[Records that describe figures]
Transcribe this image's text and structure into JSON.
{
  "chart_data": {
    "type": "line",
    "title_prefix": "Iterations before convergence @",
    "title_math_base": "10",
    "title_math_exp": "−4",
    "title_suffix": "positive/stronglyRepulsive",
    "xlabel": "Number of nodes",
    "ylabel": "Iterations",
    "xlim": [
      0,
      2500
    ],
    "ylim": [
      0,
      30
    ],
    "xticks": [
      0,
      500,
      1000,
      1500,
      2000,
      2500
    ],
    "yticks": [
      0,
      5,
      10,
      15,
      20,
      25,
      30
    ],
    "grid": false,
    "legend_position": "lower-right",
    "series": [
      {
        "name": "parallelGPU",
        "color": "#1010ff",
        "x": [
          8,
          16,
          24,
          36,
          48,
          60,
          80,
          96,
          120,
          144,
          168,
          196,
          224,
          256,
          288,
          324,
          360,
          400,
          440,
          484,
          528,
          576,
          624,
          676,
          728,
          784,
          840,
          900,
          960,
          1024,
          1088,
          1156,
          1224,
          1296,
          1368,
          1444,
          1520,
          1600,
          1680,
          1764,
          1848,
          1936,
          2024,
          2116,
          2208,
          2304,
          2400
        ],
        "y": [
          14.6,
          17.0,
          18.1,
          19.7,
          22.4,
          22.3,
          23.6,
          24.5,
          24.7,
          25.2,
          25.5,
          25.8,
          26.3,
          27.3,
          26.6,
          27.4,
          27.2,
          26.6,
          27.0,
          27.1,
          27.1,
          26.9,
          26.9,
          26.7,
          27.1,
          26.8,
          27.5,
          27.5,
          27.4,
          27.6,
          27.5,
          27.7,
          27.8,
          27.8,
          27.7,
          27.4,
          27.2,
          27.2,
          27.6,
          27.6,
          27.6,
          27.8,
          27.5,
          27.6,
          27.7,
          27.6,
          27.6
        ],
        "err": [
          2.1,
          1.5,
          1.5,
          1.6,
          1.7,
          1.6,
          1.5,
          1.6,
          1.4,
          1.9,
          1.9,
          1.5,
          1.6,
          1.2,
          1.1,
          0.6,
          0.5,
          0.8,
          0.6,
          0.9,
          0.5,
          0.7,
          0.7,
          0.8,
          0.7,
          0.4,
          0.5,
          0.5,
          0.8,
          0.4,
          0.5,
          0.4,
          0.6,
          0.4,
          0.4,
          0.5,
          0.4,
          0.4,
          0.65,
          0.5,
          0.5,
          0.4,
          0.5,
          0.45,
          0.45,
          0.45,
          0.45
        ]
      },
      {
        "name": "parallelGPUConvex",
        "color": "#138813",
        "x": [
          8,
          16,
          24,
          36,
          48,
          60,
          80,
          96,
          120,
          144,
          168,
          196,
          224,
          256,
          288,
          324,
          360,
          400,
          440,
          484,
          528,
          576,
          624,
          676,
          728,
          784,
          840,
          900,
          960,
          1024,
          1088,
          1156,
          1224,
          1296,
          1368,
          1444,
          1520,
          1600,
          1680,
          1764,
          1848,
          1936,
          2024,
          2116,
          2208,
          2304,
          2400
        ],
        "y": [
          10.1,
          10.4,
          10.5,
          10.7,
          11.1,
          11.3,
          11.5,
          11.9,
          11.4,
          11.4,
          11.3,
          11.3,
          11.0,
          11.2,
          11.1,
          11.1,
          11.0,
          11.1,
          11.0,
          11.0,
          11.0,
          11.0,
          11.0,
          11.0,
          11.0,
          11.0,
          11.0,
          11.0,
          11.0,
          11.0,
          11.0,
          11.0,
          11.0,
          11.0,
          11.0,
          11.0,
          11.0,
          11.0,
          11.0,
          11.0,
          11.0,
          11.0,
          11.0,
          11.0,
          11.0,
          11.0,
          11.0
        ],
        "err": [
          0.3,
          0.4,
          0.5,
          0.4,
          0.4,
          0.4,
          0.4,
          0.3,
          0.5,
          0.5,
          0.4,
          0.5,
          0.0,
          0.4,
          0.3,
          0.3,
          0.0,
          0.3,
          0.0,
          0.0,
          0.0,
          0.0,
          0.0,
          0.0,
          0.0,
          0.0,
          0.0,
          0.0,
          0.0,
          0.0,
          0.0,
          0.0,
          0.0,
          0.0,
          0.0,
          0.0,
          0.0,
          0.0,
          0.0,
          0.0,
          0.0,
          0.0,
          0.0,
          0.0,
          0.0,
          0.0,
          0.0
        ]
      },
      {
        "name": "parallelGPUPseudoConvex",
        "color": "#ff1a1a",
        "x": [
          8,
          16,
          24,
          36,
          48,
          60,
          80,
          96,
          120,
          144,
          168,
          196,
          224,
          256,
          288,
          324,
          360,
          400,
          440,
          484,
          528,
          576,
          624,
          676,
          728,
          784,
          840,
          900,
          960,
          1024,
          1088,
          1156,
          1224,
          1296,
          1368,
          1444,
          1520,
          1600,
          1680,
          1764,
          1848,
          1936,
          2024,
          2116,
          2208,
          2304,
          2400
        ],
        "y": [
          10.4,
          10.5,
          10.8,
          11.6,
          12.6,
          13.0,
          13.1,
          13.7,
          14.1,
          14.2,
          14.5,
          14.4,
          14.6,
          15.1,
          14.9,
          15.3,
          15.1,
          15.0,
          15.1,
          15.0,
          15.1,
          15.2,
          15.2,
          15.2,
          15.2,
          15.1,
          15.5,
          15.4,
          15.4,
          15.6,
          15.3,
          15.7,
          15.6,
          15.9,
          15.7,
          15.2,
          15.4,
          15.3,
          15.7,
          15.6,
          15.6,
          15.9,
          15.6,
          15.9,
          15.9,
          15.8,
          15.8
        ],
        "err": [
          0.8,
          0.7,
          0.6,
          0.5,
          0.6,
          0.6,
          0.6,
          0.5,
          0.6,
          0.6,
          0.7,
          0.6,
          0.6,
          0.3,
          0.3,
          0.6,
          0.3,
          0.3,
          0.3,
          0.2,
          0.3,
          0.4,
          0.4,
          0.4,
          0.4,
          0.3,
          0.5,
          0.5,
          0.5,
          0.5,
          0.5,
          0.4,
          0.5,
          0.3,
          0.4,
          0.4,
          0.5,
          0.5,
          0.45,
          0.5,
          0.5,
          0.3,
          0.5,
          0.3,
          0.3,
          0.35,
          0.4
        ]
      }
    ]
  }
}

Do this — Select every line above that contains the word "color", and copy it.

Solution below —
        "color": "#1010ff",
        "color": "#138813",
        "color": "#ff1a1a",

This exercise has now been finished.